Problem description: Print the records below exactly as they appear.

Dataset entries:
* begin *

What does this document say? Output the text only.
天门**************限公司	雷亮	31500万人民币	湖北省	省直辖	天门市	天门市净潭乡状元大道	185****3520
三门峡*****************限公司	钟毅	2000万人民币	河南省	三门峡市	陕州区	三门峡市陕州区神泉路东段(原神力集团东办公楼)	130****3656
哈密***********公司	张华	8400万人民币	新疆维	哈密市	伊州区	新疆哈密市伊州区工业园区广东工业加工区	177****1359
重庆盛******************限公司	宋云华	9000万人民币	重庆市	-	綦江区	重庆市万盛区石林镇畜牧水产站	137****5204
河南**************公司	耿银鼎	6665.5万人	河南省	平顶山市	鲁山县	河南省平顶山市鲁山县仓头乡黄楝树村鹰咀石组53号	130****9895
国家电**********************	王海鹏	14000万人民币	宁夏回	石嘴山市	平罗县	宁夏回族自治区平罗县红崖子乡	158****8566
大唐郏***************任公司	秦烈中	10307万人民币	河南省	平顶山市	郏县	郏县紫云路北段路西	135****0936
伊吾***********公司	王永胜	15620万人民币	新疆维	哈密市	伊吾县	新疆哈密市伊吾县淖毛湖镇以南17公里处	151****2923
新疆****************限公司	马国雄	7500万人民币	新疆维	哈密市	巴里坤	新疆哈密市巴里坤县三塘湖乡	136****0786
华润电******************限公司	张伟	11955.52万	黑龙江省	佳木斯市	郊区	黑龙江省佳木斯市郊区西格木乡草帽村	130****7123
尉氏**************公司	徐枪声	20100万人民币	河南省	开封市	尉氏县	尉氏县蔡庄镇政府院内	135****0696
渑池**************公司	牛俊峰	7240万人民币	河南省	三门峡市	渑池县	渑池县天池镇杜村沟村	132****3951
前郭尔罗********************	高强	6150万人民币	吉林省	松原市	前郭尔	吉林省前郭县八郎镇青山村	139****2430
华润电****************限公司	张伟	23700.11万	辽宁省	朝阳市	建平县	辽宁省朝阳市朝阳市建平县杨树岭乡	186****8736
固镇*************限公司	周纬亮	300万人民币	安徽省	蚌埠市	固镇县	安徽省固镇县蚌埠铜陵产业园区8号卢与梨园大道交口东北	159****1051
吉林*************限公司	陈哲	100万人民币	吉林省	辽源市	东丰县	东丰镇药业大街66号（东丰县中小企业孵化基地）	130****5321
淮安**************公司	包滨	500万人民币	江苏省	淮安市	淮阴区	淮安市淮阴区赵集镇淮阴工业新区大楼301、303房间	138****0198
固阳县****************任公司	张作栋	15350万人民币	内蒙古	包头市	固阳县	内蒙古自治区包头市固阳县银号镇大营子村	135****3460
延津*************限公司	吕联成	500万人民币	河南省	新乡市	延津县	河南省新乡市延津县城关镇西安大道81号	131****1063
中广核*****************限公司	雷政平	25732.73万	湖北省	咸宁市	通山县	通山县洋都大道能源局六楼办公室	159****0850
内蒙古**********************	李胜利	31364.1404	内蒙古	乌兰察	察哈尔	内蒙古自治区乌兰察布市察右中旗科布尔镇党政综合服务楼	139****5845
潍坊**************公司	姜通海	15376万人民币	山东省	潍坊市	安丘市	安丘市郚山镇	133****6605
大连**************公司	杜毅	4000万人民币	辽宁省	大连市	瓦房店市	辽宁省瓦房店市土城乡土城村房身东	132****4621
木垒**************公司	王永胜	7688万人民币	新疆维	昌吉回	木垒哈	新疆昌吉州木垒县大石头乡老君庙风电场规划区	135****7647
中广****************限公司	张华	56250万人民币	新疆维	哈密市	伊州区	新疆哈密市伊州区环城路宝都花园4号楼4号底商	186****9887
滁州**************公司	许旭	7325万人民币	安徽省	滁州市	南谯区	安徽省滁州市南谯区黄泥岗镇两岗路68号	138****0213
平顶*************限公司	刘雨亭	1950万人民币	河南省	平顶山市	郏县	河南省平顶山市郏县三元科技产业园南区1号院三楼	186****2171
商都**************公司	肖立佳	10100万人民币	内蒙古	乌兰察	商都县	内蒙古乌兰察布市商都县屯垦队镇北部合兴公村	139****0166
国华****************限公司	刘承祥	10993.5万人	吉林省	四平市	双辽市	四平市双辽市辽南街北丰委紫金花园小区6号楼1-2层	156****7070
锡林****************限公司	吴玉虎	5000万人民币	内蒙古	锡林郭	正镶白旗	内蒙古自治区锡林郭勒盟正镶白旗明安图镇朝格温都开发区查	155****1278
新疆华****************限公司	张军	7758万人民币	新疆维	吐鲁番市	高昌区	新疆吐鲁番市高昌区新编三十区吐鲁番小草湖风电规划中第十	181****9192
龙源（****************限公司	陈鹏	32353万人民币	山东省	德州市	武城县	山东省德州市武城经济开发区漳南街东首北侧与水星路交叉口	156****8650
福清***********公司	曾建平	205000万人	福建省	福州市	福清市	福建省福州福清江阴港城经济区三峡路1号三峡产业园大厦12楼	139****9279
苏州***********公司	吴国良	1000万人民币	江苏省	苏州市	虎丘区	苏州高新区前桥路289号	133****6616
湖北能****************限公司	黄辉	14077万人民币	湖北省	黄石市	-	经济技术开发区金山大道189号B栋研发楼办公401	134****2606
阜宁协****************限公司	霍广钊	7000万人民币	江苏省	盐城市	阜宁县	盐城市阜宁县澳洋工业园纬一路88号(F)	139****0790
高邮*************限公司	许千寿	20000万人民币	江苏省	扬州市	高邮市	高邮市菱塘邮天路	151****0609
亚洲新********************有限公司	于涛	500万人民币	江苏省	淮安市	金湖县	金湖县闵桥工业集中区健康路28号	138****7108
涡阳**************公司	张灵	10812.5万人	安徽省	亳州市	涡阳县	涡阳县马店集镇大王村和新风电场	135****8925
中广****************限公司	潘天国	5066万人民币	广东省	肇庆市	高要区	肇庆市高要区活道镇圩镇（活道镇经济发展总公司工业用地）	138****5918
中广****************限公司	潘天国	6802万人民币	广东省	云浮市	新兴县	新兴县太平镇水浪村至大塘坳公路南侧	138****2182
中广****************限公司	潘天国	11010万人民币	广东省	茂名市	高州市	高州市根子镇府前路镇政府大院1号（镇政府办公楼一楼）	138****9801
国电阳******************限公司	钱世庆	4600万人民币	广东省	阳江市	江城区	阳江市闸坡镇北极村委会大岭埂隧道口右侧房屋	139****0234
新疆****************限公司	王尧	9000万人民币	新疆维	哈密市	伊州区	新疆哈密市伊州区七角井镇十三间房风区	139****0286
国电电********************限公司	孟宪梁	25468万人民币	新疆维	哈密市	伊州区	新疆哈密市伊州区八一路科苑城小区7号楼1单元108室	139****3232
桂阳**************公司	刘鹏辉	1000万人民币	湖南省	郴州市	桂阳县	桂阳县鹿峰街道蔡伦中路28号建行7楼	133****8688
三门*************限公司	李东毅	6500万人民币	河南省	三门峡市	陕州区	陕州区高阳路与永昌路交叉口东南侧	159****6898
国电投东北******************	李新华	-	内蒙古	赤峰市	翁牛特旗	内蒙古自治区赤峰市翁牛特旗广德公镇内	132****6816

* end *

Answer to this task:
What does this document say? Output the text only.
天门**************限公司	雷亮	31500万人民币	湖北省	省直辖	天门市	天门市净潭乡状元大道	185****3520
三门峡*****************限公司	钟毅	2000万人民币	河南省	三门峡市	陕州区	三门峡市陕州区神泉路东段(原神力集团东办公楼)	130****3656
哈密***********公司	张华	8400万人民币	新疆维	哈密市	伊州区	新疆哈密市伊州区工业园区广东工业加工区	177****1359
重庆盛******************限公司	宋云华	9000万人民币	重庆市	-	綦江区	重庆市万盛区石林镇畜牧水产站	137****5204
河南**************公司	耿银鼎	6665.5万人	河南省	平顶山市	鲁山县	河南省平顶山市鲁山县仓头乡黄楝树村鹰咀石组53号	130****9895
国家电**********************	王海鹏	14000万人民币	宁夏回	石嘴山市	平罗县	宁夏回族自治区平罗县红崖子乡	158****8566
大唐郏***************任公司	秦烈中	10307万人民币	河南省	平顶山市	郏县	郏县紫云路北段路西	135****0936
伊吾***********公司	王永胜	15620万人民币	新疆维	哈密市	伊吾县	新疆哈密市伊吾县淖毛湖镇以南17公里处	151****2923
新疆****************限公司	马国雄	7500万人民币	新疆维	哈密市	巴里坤	新疆哈密市巴里坤县三塘湖乡	136****0786
华润电******************限公司	张伟	11955.52万	黑龙江省	佳木斯市	郊区	黑龙江省佳木斯市郊区西格木乡草帽村	130****7123
尉氏**************公司	徐枪声	20100万人民币	河南省	开封市	尉氏县	尉氏县蔡庄镇政府院内	135****0696
渑池**************公司	牛俊峰	7240万人民币	河南省	三门峡市	渑池县	渑池县天池镇杜村沟村	132****3951
前郭尔罗********************	高强	6150万人民币	吉林省	松原市	前郭尔	吉林省前郭县八郎镇青山村	139****2430
华润电****************限公司	张伟	23700.11万	辽宁省	朝阳市	建平县	辽宁省朝阳市朝阳市建平县杨树岭乡	186****8736
固镇*************限公司	周纬亮	300万人民币	安徽省	蚌埠市	固镇县	安徽省固镇县蚌埠铜陵产业园区8号卢与梨园大道交口东北	159****1051
吉林*************限公司	陈哲	100万人民币	吉林省	辽源市	东丰县	东丰镇药业大街66号（东丰县中小企业孵化基地）	130****5321
淮安**************公司	包滨	500万人民币	江苏省	淮安市	淮阴区	淮安市淮阴区赵集镇淮阴工业新区大楼301、303房间	138****0198
固阳县****************任公司	张作栋	15350万人民币	内蒙古	包头市	固阳县	内蒙古自治区包头市固阳县银号镇大营子村	135****3460
延津*************限公司	吕联成	500万人民币	河南省	新乡市	延津县	河南省新乡市延津县城关镇西安大道81号	131****1063
中广核*****************限公司	雷政平	25732.73万	湖北省	咸宁市	通山县	通山县洋都大道能源局六楼办公室	159****0850
内蒙古**********************	李胜利	31364.1404	内蒙古	乌兰察	察哈尔	内蒙古自治区乌兰察布市察右中旗科布尔镇党政综合服务楼	139****5845
潍坊**************公司	姜通海	15376万人民币	山东省	潍坊市	安丘市	安丘市郚山镇	133****6605
大连**************公司	杜毅	4000万人民币	辽宁省	大连市	瓦房店市	辽宁省瓦房店市土城乡土城村房身东	132****4621
木垒**************公司	王永胜	7688万人民币	新疆维	昌吉回	木垒哈	新疆昌吉州木垒县大石头乡老君庙风电场规划区	135****7647
中广****************限公司	张华	56250万人民币	新疆维	哈密市	伊州区	新疆哈密市伊州区环城路宝都花园4号楼4号底商	186****9887
滁州**************公司	许旭	7325万人民币	安徽省	滁州市	南谯区	安徽省滁州市南谯区黄泥岗镇两岗路68号	138****0213
平顶*************限公司	刘雨亭	1950万人民币	河南省	平顶山市	郏县	河南省平顶山市郏县三元科技产业园南区1号院三楼	186****2171
商都**************公司	肖立佳	10100万人民币	内蒙古	乌兰察	商都县	内蒙古乌兰察布市商都县屯垦队镇北部合兴公村	139****0166
国华****************限公司	刘承祥	10993.5万人	吉林省	四平市	双辽市	四平市双辽市辽南街北丰委紫金花园小区6号楼1-2层	156****7070
锡林****************限公司	吴玉虎	5000万人民币	内蒙古	锡林郭	正镶白旗	内蒙古自治区锡林郭勒盟正镶白旗明安图镇朝格温都开发区查	155****1278
新疆华****************限公司	张军	7758万人民币	新疆维	吐鲁番市	高昌区	新疆吐鲁番市高昌区新编三十区吐鲁番小草湖风电规划中第十	181****9192
龙源（****************限公司	陈鹏	32353万人民币	山东省	德州市	武城县	山东省德州市武城经济开发区漳南街东首北侧与水星路交叉口	156****8650
福清***********公司	曾建平	205000万人	福建省	福州市	福清市	福建省福州福清江阴港城经济区三峡路1号三峡产业园大厦12楼	139****9279
苏州***********公司	吴国良	1000万人民币	江苏省	苏州市	虎丘区	苏州高新区前桥路289号	133****6616
湖北能****************限公司	黄辉	14077万人民币	湖北省	黄石市	-	经济技术开发区金山大道189号B栋研发楼办公401	134****2606
阜宁协****************限公司	霍广钊	7000万人民币	江苏省	盐城市	阜宁县	盐城市阜宁县澳洋工业园纬一路88号(F)	139****0790
高邮*************限公司	许千寿	20000万人民币	江苏省	扬州市	高邮市	高邮市菱塘邮天路	151****0609
亚洲新********************有限公司	于涛	500万人民币	江苏省	淮安市	金湖县	金湖县闵桥工业集中区健康路28号	138****7108
涡阳**************公司	张灵	10812.5万人	安徽省	亳州市	涡阳县	涡阳县马店集镇大王村和新风电场	135****8925
中广****************限公司	潘天国	5066万人民币	广东省	肇庆市	高要区	肇庆市高要区活道镇圩镇（活道镇经济发展总公司工业用地）	138****5918
中广****************限公司	潘天国	6802万人民币	广东省	云浮市	新兴县	新兴县太平镇水浪村至大塘坳公路南侧	138****2182
中广****************限公司	潘天国	11010万人民币	广东省	茂名市	高州市	高州市根子镇府前路镇政府大院1号（镇政府办公楼一楼）	138****9801
国电阳******************限公司	钱世庆	4600万人民币	广东省	阳江市	江城区	阳江市闸坡镇北极村委会大岭埂隧道口右侧房屋	139****0234
新疆****************限公司	王尧	9000万人民币	新疆维	哈密市	伊州区	新疆哈密市伊州区七角井镇十三间房风区	139****0286
国电电********************限公司	孟宪梁	25468万人民币	新疆维	哈密市	伊州区	新疆哈密市伊州区八一路科苑城小区7号楼1单元108室	139****3232
桂阳**************公司	刘鹏辉	1000万人民币	湖南省	郴州市	桂阳县	桂阳县鹿峰街道蔡伦中路28号建行7楼	133****8688
三门*************限公司	李东毅	6500万人民币	河南省	三门峡市	陕州区	陕州区高阳路与永昌路交叉口东南侧	159****6898
国电投东北******************	李新华	-	内蒙古	赤峰市	翁牛特旗	内蒙古自治区赤峰市翁牛特旗广德公镇内	132****6816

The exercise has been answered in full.